**Items**

>> Start

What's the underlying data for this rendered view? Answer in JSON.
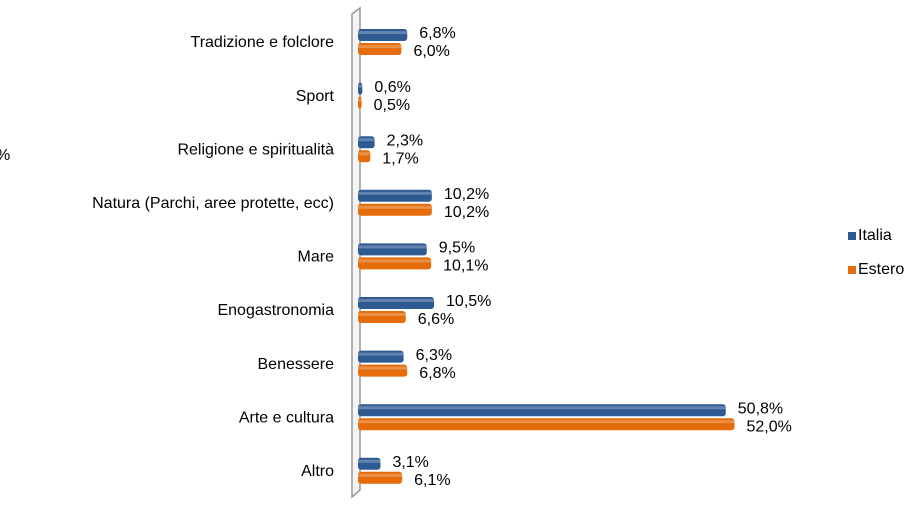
{
  "chart_data": {
    "type": "bar",
    "orientation": "horizontal",
    "annotation": "%",
    "categories": [
      "Tradizione e folclore",
      "Sport",
      "Religione e spiritualità",
      "Natura (Parchi, aree protette, ecc)",
      "Mare",
      "Enogastronomia",
      "Benessere",
      "Arte e cultura",
      "Altro"
    ],
    "series": [
      {
        "name": "Italia",
        "color": "#2e5a92",
        "values": [
          6.8,
          0.6,
          2.3,
          10.2,
          9.5,
          10.5,
          6.3,
          50.8,
          3.1
        ],
        "value_labels": [
          "6,8%",
          "0,6%",
          "2,3%",
          "10,2%",
          "9,5%",
          "10,5%",
          "6,3%",
          "50,8%",
          "3,1%"
        ]
      },
      {
        "name": "Estero",
        "color": "#e46c0a",
        "values": [
          6.0,
          0.5,
          1.7,
          10.2,
          10.1,
          6.6,
          6.8,
          52.0,
          6.1
        ],
        "value_labels": [
          "6,0%",
          "0,5%",
          "1,7%",
          "10,2%",
          "10,1%",
          "6,6%",
          "6,8%",
          "52,0%",
          "6,1%"
        ]
      }
    ],
    "legend": "right"
  }
}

>> End

**Task to carry out**
All of the entries above should be duplicated exactly, except for the pictures.

**Task response**
What's the underlying data for this rendered view? Answer in JSON.
{
  "chart_data": {
    "type": "bar",
    "orientation": "horizontal",
    "annotation": "%",
    "categories": [
      "Tradizione e folclore",
      "Sport",
      "Religione e spiritualità",
      "Natura (Parchi, aree protette, ecc)",
      "Mare",
      "Enogastronomia",
      "Benessere",
      "Arte e cultura",
      "Altro"
    ],
    "series": [
      {
        "name": "Italia",
        "color": "#2e5a92",
        "values": [
          6.8,
          0.6,
          2.3,
          10.2,
          9.5,
          10.5,
          6.3,
          50.8,
          3.1
        ],
        "value_labels": [
          "6,8%",
          "0,6%",
          "2,3%",
          "10,2%",
          "9,5%",
          "10,5%",
          "6,3%",
          "50,8%",
          "3,1%"
        ]
      },
      {
        "name": "Estero",
        "color": "#e46c0a",
        "values": [
          6.0,
          0.5,
          1.7,
          10.2,
          10.1,
          6.6,
          6.8,
          52.0,
          6.1
        ],
        "value_labels": [
          "6,0%",
          "0,5%",
          "1,7%",
          "10,2%",
          "10,1%",
          "6,6%",
          "6,8%",
          "52,0%",
          "6,1%"
        ]
      }
    ],
    "legend": "right"
  }
}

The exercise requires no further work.